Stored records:
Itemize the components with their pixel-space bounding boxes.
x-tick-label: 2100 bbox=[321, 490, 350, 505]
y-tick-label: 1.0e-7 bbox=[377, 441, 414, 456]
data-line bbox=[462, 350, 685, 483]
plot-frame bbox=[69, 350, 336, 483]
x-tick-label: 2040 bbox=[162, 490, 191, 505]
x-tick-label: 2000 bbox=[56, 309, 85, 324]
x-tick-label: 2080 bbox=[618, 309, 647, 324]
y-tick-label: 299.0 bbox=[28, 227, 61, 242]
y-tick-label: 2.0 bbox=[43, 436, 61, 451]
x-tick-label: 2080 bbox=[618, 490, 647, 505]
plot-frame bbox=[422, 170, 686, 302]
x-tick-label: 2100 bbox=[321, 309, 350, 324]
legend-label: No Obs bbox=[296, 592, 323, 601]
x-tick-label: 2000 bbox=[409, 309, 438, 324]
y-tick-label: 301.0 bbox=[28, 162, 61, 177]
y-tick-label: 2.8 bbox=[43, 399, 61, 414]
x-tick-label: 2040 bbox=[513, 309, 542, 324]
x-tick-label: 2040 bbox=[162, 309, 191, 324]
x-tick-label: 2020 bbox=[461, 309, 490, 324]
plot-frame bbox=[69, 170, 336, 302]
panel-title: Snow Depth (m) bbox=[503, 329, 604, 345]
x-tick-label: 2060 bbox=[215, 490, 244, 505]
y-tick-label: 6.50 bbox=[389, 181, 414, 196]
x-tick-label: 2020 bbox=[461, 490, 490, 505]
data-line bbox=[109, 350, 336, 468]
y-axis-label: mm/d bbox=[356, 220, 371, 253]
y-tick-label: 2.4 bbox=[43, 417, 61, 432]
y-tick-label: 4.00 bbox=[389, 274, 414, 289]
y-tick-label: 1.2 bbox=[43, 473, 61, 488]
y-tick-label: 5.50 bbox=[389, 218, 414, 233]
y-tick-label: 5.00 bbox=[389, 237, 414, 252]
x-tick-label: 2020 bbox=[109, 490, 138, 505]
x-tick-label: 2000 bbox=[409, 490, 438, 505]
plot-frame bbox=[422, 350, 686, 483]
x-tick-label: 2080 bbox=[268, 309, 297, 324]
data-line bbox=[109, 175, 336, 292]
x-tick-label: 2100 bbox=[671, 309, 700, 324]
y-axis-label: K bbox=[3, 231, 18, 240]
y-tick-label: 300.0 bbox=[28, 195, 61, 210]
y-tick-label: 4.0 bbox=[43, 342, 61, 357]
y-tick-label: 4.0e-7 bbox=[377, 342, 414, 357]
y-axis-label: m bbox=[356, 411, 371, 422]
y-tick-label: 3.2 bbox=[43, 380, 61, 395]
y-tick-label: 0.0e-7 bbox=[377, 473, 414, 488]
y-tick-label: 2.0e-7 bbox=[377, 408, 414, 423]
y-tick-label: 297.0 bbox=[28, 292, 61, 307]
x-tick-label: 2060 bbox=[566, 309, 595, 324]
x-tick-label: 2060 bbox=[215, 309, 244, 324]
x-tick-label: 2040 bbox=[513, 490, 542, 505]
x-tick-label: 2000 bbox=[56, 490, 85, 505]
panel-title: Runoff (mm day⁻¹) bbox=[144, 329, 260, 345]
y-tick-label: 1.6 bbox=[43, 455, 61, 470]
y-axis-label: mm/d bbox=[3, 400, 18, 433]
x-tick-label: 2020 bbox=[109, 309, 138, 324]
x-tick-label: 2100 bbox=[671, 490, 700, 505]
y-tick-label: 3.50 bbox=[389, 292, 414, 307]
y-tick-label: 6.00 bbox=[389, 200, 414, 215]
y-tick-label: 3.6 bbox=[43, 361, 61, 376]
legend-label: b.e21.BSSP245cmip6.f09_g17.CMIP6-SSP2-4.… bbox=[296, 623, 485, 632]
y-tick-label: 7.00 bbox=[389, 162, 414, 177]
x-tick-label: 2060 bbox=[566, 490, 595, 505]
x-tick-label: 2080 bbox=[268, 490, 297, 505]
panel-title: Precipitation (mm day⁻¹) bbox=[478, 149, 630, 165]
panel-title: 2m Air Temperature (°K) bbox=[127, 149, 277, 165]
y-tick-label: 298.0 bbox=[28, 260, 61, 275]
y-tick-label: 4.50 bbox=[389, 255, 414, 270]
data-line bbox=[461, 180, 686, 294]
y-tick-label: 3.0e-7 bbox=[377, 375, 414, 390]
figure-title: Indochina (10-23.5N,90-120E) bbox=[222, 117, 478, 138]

▶ **Job**
Edit everything from the start of the listing down to the line containing "x-tick-label: 2000 bbox=[56, 309, 85, 324]": change "data-line" to "series-line" and leave all other text in those lines unchanged.

▶ **The completed task**
Itemize the components with their pixel-space bounding boxes.
x-tick-label: 2100 bbox=[321, 490, 350, 505]
y-tick-label: 1.0e-7 bbox=[377, 441, 414, 456]
series-line bbox=[462, 350, 685, 483]
plot-frame bbox=[69, 350, 336, 483]
x-tick-label: 2040 bbox=[162, 490, 191, 505]
x-tick-label: 2000 bbox=[56, 309, 85, 324]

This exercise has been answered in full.